WORK TO BE COMPLETED.
In your copy, leave out the pictures and repeat the entries below exactly.

DATASET EXTRACT.
---

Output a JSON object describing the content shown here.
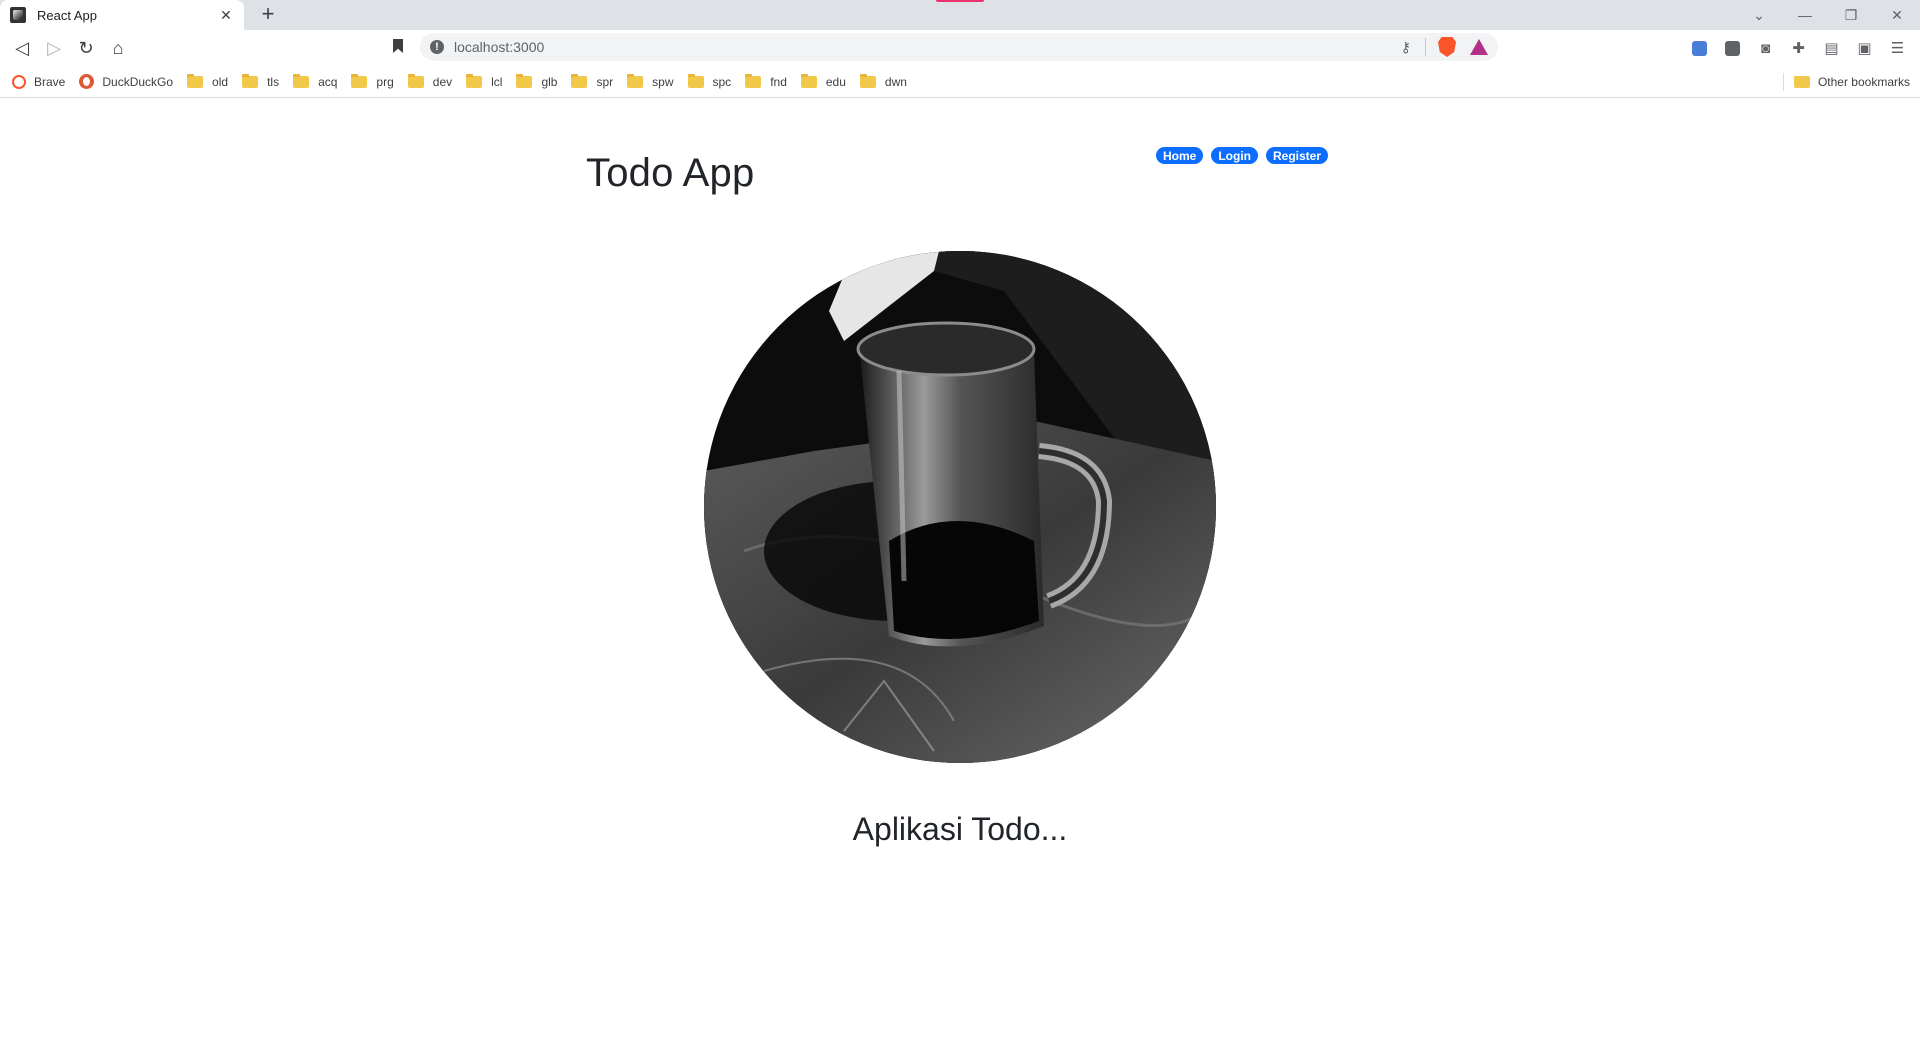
{
  "browser": {
    "tab_title": "React App",
    "url": "localhost:3000",
    "bookmarks": [
      "Brave",
      "DuckDuckGo",
      "old",
      "tls",
      "acq",
      "prg",
      "dev",
      "lcl",
      "glb",
      "spr",
      "spw",
      "spc",
      "fnd",
      "edu",
      "dwn"
    ],
    "other_bookmarks": "Other bookmarks"
  },
  "app": {
    "title": "Todo App",
    "nav": [
      "Home",
      "Login",
      "Register"
    ],
    "subtitle": "Aplikasi Todo...",
    "accent_color": "#0d6efd",
    "hero_image": "grayscale-mug-photo"
  }
}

---

OUTPUT.
Output a JSON object describing the content shown here.
{
  "browser": {
    "tab_title": "React App",
    "url": "localhost:3000",
    "bookmarks": [
      "Brave",
      "DuckDuckGo",
      "old",
      "tls",
      "acq",
      "prg",
      "dev",
      "lcl",
      "glb",
      "spr",
      "spw",
      "spc",
      "fnd",
      "edu",
      "dwn"
    ],
    "other_bookmarks": "Other bookmarks"
  },
  "app": {
    "title": "Todo App",
    "nav": [
      "Home",
      "Login",
      "Register"
    ],
    "subtitle": "Aplikasi Todo...",
    "accent_color": "#0d6efd",
    "hero_image": "grayscale-mug-photo"
  }
}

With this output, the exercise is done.